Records
○ ○ ○ ○ ○ ○ ○

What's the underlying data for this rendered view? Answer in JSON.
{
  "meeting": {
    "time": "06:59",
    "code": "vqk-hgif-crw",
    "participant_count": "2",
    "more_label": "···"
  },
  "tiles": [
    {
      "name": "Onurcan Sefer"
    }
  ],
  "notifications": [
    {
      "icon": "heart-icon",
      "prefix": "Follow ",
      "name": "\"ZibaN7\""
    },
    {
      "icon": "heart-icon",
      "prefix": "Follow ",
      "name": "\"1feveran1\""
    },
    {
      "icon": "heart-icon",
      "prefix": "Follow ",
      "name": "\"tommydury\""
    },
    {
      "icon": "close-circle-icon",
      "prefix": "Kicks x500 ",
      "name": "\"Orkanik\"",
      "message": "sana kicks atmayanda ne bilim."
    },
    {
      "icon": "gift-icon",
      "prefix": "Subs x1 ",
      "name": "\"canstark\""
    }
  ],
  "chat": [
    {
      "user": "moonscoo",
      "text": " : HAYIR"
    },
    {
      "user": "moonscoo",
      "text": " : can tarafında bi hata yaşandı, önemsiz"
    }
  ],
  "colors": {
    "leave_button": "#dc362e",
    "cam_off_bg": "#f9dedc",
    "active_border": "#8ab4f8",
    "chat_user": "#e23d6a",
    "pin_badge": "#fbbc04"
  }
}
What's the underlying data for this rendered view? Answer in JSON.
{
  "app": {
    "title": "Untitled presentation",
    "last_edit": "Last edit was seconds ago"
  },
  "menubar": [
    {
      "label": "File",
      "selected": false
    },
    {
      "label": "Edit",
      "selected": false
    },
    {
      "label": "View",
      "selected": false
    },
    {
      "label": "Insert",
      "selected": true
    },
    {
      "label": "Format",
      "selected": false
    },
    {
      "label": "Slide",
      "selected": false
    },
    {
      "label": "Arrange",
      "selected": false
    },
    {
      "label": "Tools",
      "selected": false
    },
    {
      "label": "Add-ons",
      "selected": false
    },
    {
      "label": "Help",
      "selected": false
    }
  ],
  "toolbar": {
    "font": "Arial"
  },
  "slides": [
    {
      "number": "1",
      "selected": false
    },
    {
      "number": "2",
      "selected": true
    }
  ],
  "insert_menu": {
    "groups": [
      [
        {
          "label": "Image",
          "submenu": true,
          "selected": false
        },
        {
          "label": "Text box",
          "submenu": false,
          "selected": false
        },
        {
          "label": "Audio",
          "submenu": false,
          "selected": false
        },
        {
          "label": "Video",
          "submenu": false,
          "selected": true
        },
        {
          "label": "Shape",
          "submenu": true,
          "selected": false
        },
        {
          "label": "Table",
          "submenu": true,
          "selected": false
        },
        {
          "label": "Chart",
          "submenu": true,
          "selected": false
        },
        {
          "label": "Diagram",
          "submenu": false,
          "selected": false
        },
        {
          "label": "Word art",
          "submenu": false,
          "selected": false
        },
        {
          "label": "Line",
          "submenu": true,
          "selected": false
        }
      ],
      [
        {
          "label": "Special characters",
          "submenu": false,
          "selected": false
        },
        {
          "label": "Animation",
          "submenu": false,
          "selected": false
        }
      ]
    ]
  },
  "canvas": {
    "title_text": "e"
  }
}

○ ○ ○ ○ ○ ○ ○

_TASK DESCRIPTION_
Set down every record above exactly as given.

_CORRECT ANSWER_
What's the underlying data for this rendered view? Answer in JSON.
{
  "meeting": {
    "time": "06:59",
    "code": "vqk-hgif-crw",
    "participant_count": "2",
    "more_label": "···"
  },
  "tiles": [
    {
      "name": "Onurcan Sefer"
    }
  ],
  "notifications": [
    {
      "icon": "heart-icon",
      "prefix": "Follow ",
      "name": "\"ZibaN7\""
    },
    {
      "icon": "heart-icon",
      "prefix": "Follow ",
      "name": "\"1feveran1\""
    },
    {
      "icon": "heart-icon",
      "prefix": "Follow ",
      "name": "\"tommydury\""
    },
    {
      "icon": "close-circle-icon",
      "prefix": "Kicks x500 ",
      "name": "\"Orkanik\"",
      "message": "sana kicks atmayanda ne bilim."
    },
    {
      "icon": "gift-icon",
      "prefix": "Subs x1 ",
      "name": "\"canstark\""
    }
  ],
  "chat": [
    {
      "user": "moonscoo",
      "text": " : HAYIR"
    },
    {
      "user": "moonscoo",
      "text": " : can tarafında bi hata yaşandı, önemsiz"
    }
  ],
  "colors": {
    "leave_button": "#dc362e",
    "cam_off_bg": "#f9dedc",
    "active_border": "#8ab4f8",
    "chat_user": "#e23d6a",
    "pin_badge": "#fbbc04"
  }
}
What's the underlying data for this rendered view? Answer in JSON.
{
  "app": {
    "title": "Untitled presentation",
    "last_edit": "Last edit was seconds ago"
  },
  "menubar": [
    {
      "label": "File",
      "selected": false
    },
    {
      "label": "Edit",
      "selected": false
    },
    {
      "label": "View",
      "selected": false
    },
    {
      "label": "Insert",
      "selected": true
    },
    {
      "label": "Format",
      "selected": false
    },
    {
      "label": "Slide",
      "selected": false
    },
    {
      "label": "Arrange",
      "selected": false
    },
    {
      "label": "Tools",
      "selected": false
    },
    {
      "label": "Add-ons",
      "selected": false
    },
    {
      "label": "Help",
      "selected": false
    }
  ],
  "toolbar": {
    "font": "Arial"
  },
  "slides": [
    {
      "number": "1",
      "selected": false
    },
    {
      "number": "2",
      "selected": true
    }
  ],
  "insert_menu": {
    "groups": [
      [
        {
          "label": "Image",
          "submenu": true,
          "selected": false
        },
        {
          "label": "Text box",
          "submenu": false,
          "selected": false
        },
        {
          "label": "Audio",
          "submenu": false,
          "selected": false
        },
        {
          "label": "Video",
          "submenu": false,
          "selected": true
        },
        {
          "label": "Shape",
          "submenu": true,
          "selected": false
        },
        {
          "label": "Table",
          "submenu": true,
          "selected": false
        },
        {
          "label": "Chart",
          "submenu": true,
          "selected": false
        },
        {
          "label": "Diagram",
          "submenu": false,
          "selected": false
        },
        {
          "label": "Word art",
          "submenu": false,
          "selected": false
        },
        {
          "label": "Line",
          "submenu": true,
          "selected": false
        }
      ],
      [
        {
          "label": "Special characters",
          "submenu": false,
          "selected": false
        },
        {
          "label": "Animation",
          "submenu": false,
          "selected": false
        }
      ]
    ]
  },
  "canvas": {
    "title_text": "e"
  }
}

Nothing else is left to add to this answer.